BEGIN DATA FOR THIS EXERCISE

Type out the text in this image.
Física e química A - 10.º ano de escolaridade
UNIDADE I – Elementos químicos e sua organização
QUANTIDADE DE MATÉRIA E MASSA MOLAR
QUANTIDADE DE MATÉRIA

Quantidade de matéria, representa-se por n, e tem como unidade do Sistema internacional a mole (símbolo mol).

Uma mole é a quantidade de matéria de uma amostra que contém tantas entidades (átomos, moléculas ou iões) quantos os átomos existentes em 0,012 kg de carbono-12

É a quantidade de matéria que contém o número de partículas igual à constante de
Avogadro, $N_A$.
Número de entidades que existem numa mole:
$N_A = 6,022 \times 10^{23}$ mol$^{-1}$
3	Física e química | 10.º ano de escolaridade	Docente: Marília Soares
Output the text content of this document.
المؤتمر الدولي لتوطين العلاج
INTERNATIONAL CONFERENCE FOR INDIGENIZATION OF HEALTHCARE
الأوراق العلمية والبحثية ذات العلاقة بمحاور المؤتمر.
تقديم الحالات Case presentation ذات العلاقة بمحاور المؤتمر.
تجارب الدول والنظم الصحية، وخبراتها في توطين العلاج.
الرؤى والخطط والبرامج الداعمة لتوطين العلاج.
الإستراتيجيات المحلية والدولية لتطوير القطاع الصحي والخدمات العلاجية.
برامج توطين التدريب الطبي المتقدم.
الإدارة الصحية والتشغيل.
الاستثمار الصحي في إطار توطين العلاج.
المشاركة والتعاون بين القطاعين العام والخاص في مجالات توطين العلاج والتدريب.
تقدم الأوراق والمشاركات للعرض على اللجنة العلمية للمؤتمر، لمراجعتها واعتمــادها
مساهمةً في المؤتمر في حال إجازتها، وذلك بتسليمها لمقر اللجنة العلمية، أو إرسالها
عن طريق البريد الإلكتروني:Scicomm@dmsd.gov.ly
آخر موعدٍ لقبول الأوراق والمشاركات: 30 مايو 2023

END DATA FOR THIS EXERCISE

Search the data above for the string "entidades" and return every line that has it.

Uma mole é a quantidade de matéria de uma amostra que contém tantas entidades (átomos, moléculas ou iões) quantos os átomos existentes em 0,012 kg de carbono-12
Número de entidades que existem numa mole:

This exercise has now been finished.